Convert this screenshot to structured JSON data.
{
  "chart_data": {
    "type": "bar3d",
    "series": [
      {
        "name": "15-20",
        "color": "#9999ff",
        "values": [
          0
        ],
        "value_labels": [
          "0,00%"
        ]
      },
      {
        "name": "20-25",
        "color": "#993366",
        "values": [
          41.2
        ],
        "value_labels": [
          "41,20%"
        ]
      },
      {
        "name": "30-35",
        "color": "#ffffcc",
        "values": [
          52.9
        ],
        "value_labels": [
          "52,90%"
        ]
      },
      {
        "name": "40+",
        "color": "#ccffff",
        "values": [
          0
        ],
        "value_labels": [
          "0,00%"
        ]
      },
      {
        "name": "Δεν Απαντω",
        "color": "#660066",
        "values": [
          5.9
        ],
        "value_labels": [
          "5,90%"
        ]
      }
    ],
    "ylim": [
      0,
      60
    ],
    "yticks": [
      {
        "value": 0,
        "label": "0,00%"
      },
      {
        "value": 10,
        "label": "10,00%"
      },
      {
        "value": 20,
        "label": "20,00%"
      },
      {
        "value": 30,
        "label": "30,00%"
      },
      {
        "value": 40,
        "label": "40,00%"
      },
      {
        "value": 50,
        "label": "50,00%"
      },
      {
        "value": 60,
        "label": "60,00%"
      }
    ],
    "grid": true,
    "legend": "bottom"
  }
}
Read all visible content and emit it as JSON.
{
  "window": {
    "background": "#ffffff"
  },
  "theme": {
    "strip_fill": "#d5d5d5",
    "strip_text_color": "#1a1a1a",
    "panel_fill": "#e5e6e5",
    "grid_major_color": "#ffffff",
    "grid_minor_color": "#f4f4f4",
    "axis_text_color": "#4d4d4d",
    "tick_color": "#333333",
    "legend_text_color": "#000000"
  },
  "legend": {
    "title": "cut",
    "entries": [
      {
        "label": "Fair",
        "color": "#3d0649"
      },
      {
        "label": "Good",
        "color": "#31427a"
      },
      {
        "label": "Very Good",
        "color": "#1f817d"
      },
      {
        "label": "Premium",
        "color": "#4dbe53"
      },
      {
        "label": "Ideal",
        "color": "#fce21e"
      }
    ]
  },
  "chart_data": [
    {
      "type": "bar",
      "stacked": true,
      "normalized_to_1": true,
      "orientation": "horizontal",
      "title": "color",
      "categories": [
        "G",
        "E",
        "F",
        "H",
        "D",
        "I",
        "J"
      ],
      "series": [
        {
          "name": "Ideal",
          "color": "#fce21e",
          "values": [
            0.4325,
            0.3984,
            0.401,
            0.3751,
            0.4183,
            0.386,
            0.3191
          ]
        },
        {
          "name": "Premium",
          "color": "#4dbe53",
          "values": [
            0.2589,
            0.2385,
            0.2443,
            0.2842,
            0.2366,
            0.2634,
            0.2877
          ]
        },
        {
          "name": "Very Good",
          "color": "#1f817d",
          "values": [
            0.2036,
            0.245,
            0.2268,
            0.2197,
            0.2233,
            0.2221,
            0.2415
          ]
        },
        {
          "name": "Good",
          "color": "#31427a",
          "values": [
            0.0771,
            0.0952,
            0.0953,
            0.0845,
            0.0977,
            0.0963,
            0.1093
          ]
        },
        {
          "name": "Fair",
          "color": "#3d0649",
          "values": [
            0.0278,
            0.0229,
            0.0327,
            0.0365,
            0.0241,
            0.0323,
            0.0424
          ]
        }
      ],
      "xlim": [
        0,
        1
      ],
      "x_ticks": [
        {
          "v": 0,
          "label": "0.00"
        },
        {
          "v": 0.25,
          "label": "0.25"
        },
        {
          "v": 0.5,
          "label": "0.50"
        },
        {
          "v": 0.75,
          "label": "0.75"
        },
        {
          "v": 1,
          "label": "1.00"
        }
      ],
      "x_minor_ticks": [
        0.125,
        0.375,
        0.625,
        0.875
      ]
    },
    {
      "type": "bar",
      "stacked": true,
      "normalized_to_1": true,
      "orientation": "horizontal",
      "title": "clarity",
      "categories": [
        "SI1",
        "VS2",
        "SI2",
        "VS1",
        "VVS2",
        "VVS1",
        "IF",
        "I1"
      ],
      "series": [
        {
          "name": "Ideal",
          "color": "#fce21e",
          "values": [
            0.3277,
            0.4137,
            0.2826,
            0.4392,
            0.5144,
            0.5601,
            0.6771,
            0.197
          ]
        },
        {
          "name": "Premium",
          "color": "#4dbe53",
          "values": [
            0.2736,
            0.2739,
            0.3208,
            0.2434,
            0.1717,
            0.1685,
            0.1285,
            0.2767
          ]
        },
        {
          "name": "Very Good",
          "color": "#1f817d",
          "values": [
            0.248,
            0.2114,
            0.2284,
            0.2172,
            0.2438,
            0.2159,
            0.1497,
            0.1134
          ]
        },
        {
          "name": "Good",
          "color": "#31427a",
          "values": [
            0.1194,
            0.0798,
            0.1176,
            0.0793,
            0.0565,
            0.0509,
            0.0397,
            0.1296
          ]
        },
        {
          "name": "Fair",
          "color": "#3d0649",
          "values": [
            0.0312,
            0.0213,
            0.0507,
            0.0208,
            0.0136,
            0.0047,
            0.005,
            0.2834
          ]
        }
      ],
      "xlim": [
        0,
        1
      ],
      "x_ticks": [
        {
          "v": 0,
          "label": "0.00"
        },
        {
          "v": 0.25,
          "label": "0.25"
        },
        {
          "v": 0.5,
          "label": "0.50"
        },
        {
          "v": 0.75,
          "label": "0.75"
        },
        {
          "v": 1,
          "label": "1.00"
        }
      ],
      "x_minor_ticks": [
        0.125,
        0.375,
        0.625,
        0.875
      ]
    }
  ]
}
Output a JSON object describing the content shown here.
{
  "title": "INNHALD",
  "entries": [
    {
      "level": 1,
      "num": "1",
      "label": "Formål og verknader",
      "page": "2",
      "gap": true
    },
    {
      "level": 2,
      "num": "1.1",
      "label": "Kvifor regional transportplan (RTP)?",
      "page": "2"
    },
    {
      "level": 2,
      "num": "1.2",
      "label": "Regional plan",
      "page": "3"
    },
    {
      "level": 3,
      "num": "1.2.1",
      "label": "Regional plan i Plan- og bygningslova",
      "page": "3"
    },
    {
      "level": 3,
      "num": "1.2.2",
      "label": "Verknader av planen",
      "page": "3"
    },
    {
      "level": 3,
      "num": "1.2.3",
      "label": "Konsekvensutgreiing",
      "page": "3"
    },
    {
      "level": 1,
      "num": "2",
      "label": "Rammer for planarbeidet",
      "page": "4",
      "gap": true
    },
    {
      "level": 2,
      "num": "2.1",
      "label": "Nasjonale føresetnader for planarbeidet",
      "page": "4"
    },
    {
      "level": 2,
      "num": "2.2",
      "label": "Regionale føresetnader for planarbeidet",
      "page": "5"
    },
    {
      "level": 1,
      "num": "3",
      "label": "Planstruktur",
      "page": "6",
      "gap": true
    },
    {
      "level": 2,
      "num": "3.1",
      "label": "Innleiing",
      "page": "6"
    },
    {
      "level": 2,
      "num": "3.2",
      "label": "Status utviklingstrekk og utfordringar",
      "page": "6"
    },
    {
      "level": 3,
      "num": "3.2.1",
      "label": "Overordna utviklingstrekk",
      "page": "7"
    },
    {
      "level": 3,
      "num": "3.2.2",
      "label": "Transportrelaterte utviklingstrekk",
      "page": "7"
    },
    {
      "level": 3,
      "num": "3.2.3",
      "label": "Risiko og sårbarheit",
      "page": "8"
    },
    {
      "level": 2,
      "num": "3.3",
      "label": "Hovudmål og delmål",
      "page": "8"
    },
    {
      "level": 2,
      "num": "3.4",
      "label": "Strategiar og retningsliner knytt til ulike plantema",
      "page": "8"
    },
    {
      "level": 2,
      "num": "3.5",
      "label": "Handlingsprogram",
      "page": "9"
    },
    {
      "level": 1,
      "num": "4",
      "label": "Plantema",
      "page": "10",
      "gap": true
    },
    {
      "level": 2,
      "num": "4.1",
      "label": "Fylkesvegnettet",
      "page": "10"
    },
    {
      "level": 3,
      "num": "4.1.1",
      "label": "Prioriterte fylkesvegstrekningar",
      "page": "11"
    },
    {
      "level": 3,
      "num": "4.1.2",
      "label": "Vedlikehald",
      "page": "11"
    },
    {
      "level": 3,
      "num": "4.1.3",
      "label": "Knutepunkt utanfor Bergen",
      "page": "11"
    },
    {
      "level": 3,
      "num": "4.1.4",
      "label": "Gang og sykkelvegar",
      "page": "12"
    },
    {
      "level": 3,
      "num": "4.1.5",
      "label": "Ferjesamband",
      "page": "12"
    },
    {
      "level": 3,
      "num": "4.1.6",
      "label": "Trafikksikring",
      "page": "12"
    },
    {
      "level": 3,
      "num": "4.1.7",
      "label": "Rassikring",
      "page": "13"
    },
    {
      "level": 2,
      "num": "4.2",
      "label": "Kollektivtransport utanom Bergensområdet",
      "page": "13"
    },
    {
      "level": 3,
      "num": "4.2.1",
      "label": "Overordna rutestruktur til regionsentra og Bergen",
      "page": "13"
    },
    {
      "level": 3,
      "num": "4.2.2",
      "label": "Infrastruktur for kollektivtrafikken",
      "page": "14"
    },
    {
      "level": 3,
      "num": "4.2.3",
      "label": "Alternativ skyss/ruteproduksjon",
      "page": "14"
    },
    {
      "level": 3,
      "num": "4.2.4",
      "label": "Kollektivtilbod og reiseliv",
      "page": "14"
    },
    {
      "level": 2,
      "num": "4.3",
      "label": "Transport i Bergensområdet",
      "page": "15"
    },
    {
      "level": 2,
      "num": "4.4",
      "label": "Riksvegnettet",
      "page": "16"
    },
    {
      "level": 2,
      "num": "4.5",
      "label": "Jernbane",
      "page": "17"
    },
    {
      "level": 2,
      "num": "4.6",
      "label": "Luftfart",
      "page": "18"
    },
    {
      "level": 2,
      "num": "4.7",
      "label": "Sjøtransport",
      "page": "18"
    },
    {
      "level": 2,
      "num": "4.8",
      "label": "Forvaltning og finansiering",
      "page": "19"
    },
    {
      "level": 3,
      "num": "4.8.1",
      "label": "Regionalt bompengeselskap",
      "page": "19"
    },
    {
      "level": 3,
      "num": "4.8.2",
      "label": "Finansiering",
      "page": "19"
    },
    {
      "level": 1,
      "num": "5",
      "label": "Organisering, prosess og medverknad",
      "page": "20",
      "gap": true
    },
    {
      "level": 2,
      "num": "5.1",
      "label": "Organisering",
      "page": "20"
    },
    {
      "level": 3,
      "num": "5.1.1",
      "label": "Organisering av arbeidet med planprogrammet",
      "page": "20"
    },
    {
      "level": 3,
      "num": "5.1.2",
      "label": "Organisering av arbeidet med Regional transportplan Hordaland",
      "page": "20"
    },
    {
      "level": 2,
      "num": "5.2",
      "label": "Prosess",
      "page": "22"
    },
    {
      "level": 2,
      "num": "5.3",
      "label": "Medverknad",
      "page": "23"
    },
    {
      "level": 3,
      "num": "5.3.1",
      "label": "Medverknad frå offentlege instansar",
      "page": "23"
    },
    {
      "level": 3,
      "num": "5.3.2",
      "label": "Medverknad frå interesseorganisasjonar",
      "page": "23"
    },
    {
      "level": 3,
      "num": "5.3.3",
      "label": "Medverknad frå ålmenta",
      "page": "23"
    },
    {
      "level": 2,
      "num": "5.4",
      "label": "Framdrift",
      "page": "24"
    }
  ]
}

********

AIM = Each line above that includes "Overordna" should be shown.

SOLUTION TO THIS EXERCISE =
      "label": "Overordna utviklingstrekk",
      "label": "Overordna rutestruktur til regionsentra og Bergen",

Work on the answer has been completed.